**What the task asks**
Pull each line holding the word "milk" from the data.

=== Data for the task ===

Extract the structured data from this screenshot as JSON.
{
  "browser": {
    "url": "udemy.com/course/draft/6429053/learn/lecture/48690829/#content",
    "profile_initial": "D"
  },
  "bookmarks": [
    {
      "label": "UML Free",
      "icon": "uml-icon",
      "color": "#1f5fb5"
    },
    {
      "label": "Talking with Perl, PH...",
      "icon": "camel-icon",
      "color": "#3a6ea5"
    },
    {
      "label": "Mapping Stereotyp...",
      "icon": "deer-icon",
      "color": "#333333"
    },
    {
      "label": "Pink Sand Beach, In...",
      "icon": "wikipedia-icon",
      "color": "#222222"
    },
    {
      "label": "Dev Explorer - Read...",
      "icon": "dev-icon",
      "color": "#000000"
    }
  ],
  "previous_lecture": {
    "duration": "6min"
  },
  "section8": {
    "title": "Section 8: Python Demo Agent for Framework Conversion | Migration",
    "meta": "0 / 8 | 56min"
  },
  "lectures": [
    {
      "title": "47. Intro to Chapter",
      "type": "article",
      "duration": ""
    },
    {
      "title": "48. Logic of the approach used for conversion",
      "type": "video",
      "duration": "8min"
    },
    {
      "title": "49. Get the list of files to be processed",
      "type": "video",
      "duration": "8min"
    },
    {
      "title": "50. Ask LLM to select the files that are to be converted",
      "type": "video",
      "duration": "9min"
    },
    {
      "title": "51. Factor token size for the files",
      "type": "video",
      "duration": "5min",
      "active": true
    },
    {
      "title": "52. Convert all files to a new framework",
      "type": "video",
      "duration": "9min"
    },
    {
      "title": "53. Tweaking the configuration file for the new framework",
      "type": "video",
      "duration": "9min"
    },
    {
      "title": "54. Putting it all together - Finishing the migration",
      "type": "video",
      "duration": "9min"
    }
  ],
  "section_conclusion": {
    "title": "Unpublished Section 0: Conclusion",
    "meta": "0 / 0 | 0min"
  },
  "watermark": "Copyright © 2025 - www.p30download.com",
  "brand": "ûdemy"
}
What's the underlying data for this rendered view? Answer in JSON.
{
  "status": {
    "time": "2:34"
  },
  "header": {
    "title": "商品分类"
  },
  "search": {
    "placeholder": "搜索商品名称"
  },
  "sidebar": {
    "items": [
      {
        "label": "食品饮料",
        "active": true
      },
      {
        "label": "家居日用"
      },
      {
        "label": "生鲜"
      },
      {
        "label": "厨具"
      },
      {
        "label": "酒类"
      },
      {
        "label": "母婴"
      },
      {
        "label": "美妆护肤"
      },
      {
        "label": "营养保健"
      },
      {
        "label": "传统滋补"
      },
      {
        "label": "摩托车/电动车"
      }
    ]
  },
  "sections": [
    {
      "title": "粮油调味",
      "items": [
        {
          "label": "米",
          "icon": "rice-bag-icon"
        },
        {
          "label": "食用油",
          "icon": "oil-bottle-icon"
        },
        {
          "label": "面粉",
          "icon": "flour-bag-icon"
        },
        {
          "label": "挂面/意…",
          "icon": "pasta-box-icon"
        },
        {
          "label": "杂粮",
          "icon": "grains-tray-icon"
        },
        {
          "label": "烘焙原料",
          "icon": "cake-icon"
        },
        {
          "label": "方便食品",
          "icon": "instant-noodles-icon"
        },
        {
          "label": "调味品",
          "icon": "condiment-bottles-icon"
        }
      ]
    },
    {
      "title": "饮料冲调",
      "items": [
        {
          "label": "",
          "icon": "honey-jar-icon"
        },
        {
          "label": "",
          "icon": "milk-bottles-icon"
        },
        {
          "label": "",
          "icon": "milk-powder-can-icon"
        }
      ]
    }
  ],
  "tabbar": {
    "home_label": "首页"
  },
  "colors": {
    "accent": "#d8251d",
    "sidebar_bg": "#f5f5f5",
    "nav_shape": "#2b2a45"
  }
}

===
=== Data for the task ===

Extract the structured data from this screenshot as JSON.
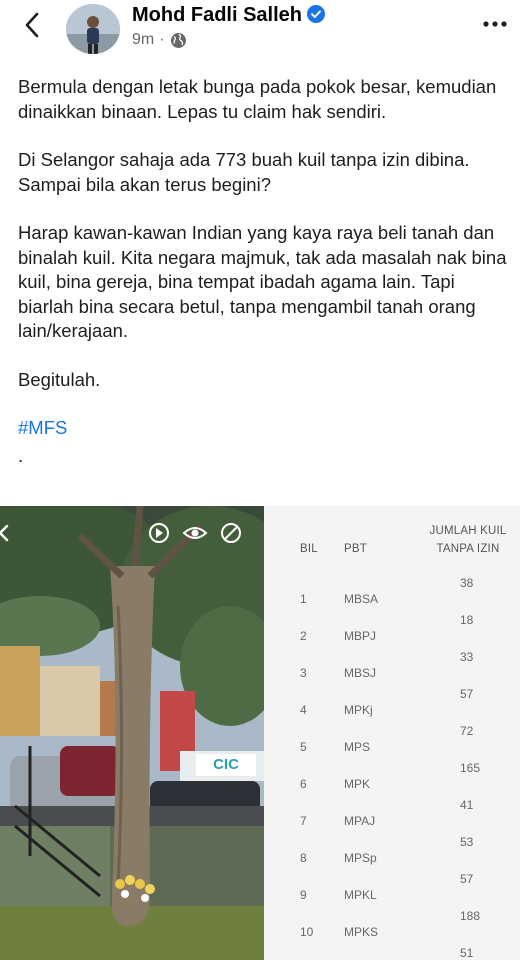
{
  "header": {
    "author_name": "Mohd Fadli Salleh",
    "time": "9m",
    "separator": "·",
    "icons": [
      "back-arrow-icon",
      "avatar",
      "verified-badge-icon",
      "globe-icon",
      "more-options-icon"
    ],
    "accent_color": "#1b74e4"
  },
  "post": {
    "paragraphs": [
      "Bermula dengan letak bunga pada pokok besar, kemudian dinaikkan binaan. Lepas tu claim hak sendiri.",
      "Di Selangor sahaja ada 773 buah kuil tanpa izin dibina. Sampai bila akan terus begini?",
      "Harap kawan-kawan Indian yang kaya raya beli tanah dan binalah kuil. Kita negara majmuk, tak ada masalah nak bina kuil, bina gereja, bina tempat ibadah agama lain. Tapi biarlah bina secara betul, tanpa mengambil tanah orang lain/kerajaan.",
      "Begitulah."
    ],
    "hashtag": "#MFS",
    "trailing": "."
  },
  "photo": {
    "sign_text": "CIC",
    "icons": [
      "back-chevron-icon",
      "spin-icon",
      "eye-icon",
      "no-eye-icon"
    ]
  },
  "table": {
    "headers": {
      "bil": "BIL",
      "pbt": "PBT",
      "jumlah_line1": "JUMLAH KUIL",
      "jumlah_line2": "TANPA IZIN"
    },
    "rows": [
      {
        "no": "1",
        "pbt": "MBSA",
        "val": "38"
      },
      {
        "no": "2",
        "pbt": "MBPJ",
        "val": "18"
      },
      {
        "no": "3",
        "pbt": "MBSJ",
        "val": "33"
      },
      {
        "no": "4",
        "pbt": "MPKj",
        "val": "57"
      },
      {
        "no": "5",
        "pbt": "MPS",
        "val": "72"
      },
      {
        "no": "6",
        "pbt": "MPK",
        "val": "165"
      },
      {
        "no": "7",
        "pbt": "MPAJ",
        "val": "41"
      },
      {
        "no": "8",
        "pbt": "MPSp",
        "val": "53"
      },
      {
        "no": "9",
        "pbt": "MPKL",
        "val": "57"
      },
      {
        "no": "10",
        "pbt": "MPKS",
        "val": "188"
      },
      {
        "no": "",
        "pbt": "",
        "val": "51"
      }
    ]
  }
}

===

**Solution for this task**
          "icon": "milk-bottles-icon"
          "icon": "milk-powder-can-icon"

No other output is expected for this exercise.